Without the pictures, return each record as it appears.

Collection entries
----

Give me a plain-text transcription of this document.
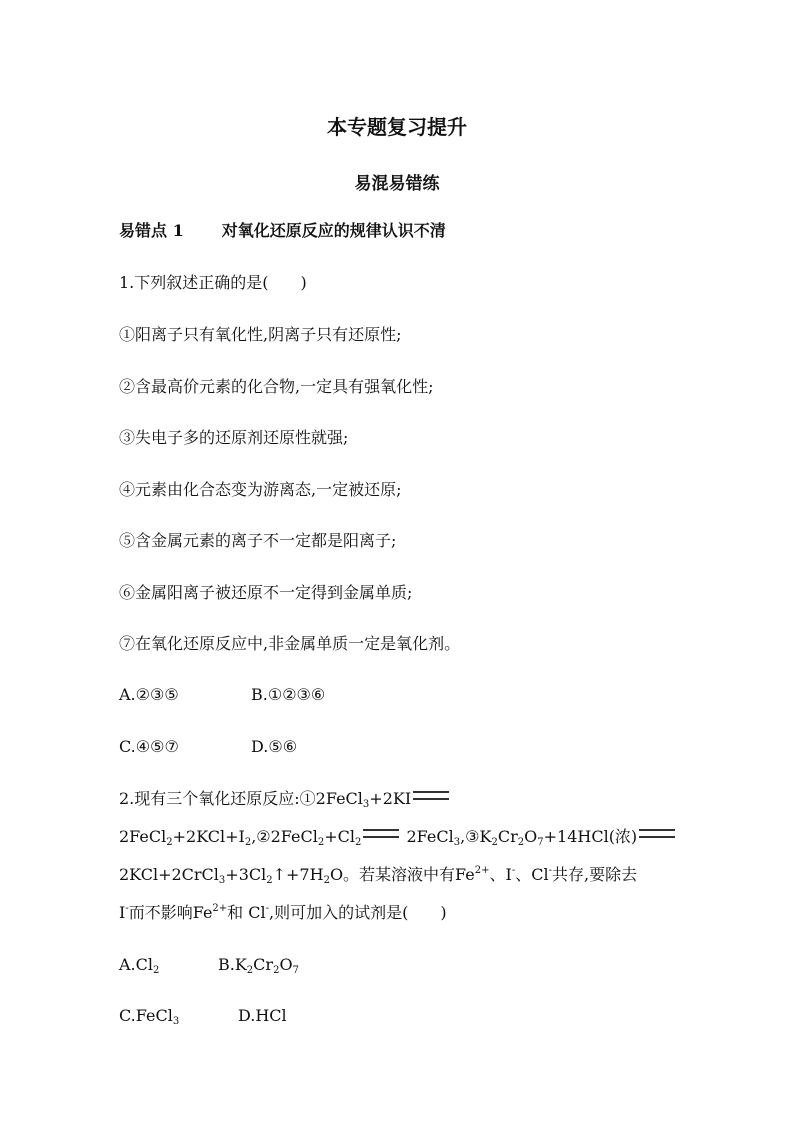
本专题复习提升
易混易错练
易错点 1 对氧化还原反应的规律认识不清
1.下列叙述正确的是(　　)
①阳离子只有氧化性,阴离子只有还原性;
②含最高价元素的化合物,一定具有强氧化性;
③失电子多的还原剂还原性就强;
④元素由化合态变为游离态,一定被还原;
⑤含金属元素的离子不一定都是阳离子;
⑥金属阳离子被还原不一定得到金属单质;
⑦在氧化还原反应中,非金属单质一定是氧化剂。
A.②③⑤	B.①②③⑥
C.④⑤⑦	D.⑤⑥
2.现有三个氧化还原反应:①2FeCl$_3$+2KI
$2FeCl_2+2KCl+I_2,②2FeCl_2+Cl_2$	$2FeCl_3,③K_2Cr_2O_7+14HCl$(浓)
$2KCl+2CrCl_3+3Cl_2↑+7H_2O$。若某溶液中有$Fe^{2+}$、I-、Cl-共存,要除去
I-而不影响$Fe^{2+}$和 Cl-,则可加入的试剂是(　　)
$A.Cl_2$	$B.K_2Cr_2O_7$
C.FeCl$_3$	D.HCl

----

▶ SOLUTION TO THE EXERCISE
Give me a plain-text transcription of this document.
本专题复习提升
易混易错练
易错点 1 对氧化还原反应的规律认识不清
1.下列叙述正确的是(　　)
①阳离子只有氧化性,阴离子只有还原性;
②含最高价元素的化合物,一定具有强氧化性;
③失电子多的还原剂还原性就强;
④元素由化合态变为游离态,一定被还原;
⑤含金属元素的离子不一定都是阳离子;
⑥金属阳离子被还原不一定得到金属单质;
⑦在氧化还原反应中,非金属单质一定是氧化剂。
A.②③⑤	B.①②③⑥
C.④⑤⑦	D.⑤⑥
2.现有三个氧化还原反应:①2FeCl$_3$+2KI
$2FeCl_2+2KCl+I_2,②2FeCl_2+Cl_2$	$2FeCl_3,③K_2Cr_2O_7+14HCl$(浓)
$2KCl+2CrCl_3+3Cl_2↑+7H_2O$。若某溶液中有$Fe^{2+}$、I-、Cl-共存,要除去
I-而不影响$Fe^{2+}$和 Cl-,则可加入的试剂是(　　)
$A.Cl_2$	$B.K_2Cr_2O_7$
C.FeCl$_3$	D.HCl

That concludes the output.